» **Exercise task**
Which lines hold the word "mars"? Copy each of them.

## Begin Data provided

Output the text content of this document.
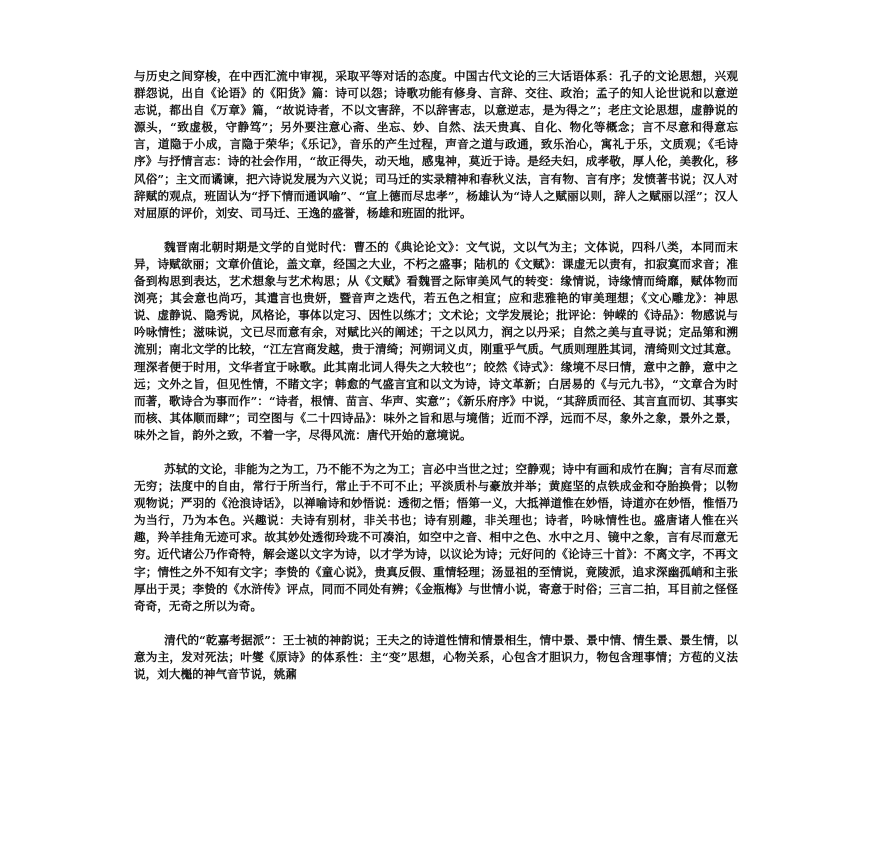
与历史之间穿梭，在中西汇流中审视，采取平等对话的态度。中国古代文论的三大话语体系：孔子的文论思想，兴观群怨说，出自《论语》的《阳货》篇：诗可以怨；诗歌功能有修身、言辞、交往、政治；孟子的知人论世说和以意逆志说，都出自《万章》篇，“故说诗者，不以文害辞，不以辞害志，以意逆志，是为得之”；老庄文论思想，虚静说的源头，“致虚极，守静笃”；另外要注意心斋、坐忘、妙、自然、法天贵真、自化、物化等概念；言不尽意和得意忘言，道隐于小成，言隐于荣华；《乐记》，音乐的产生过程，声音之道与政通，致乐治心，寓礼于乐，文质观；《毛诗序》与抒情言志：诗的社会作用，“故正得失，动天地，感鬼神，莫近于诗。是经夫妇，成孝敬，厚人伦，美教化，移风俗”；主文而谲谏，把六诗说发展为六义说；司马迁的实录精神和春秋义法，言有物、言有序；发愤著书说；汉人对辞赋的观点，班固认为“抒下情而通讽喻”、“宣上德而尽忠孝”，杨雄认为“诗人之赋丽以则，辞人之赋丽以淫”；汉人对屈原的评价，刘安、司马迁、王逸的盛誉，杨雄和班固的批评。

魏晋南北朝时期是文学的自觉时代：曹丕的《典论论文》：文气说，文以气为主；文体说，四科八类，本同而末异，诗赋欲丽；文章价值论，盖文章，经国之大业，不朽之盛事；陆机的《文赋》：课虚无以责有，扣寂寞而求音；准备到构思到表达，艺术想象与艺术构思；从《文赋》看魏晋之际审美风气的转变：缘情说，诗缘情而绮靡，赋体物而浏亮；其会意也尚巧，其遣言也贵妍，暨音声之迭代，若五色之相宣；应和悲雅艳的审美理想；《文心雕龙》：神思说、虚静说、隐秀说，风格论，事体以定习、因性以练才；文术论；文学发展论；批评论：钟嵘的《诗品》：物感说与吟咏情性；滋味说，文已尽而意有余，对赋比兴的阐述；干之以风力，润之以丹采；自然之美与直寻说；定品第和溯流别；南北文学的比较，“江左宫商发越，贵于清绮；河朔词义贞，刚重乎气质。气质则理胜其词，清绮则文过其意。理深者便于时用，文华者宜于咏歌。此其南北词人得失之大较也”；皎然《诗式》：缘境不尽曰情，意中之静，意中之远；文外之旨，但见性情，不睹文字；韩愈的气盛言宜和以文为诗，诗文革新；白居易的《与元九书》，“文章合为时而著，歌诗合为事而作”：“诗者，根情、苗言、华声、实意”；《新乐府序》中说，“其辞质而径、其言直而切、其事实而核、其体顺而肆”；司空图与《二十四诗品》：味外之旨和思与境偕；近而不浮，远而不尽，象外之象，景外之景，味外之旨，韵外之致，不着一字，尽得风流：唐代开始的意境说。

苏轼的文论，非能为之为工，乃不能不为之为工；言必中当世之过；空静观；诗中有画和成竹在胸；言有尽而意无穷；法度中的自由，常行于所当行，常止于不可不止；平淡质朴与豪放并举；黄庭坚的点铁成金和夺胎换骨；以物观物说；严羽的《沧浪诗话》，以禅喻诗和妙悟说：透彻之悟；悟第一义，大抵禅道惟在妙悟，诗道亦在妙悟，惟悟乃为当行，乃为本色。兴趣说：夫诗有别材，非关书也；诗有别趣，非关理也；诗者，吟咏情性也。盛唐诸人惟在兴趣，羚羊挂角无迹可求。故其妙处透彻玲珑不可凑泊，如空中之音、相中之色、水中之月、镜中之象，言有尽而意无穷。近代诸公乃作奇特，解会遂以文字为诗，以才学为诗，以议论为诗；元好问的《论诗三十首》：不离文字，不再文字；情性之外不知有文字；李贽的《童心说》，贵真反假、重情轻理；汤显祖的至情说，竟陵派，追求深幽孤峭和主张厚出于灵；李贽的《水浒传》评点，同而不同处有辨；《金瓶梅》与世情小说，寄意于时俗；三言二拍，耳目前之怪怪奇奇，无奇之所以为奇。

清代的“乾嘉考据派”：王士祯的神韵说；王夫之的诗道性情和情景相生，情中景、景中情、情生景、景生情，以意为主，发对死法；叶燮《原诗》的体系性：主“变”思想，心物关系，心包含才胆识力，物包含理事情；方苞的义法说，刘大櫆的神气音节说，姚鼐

## End Data provided
## Begin Data provided

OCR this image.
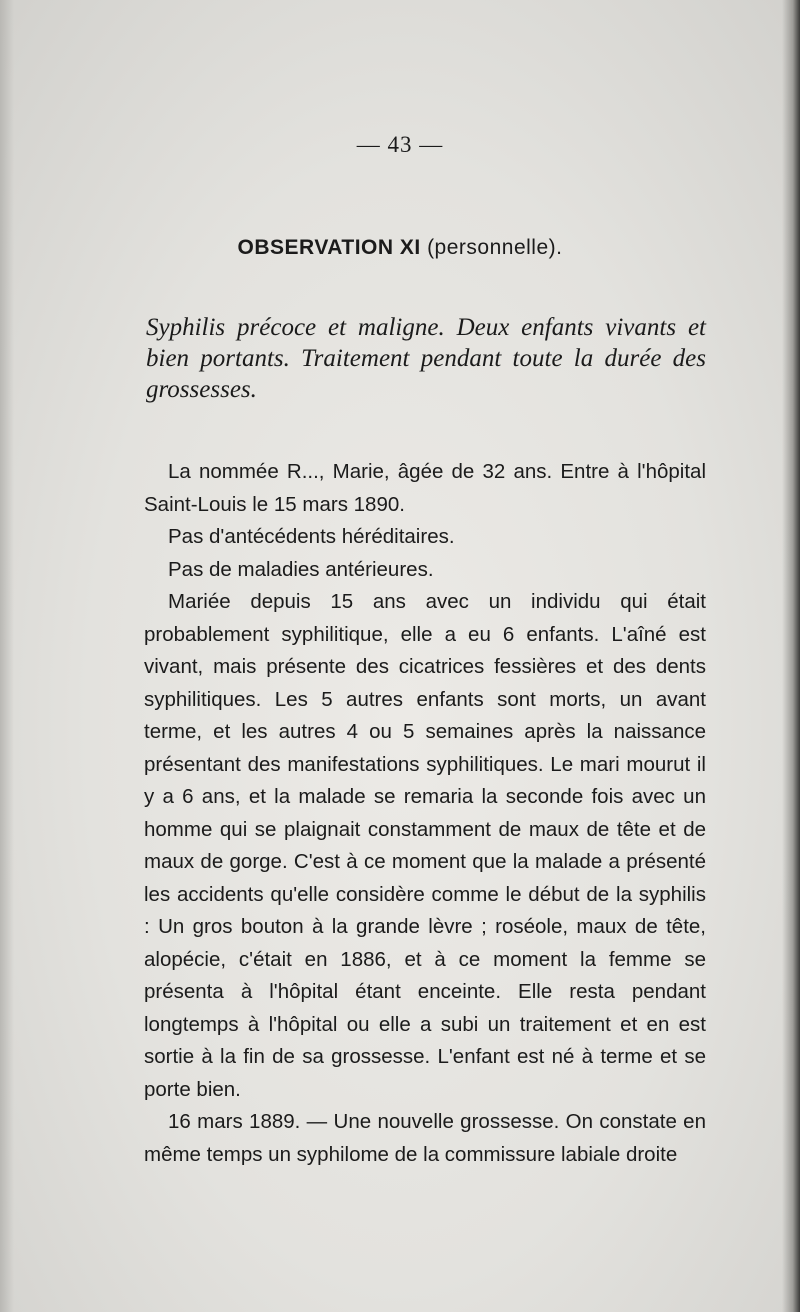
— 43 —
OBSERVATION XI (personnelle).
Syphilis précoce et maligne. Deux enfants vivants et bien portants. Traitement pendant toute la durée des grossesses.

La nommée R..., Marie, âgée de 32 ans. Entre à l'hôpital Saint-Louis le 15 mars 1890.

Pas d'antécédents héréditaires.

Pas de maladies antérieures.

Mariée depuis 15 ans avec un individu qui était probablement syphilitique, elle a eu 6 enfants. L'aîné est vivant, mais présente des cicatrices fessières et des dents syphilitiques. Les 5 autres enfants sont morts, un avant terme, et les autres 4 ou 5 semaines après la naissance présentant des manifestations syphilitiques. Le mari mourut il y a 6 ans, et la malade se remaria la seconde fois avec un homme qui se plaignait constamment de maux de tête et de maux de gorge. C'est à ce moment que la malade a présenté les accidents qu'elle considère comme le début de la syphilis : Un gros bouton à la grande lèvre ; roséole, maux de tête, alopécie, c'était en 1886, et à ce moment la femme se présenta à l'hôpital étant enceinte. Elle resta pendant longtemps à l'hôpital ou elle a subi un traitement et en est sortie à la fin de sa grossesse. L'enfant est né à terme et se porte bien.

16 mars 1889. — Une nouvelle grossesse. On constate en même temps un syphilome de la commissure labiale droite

## End Data provided

» **Task result**
La nommée R..., Marie, âgée de 32 ans. Entre à l'hôpital Saint-Louis le 15 mars 1890.
16 mars 1889. — Une nouvelle grossesse. On constate en même temps un syphilome de la commissure labiale droite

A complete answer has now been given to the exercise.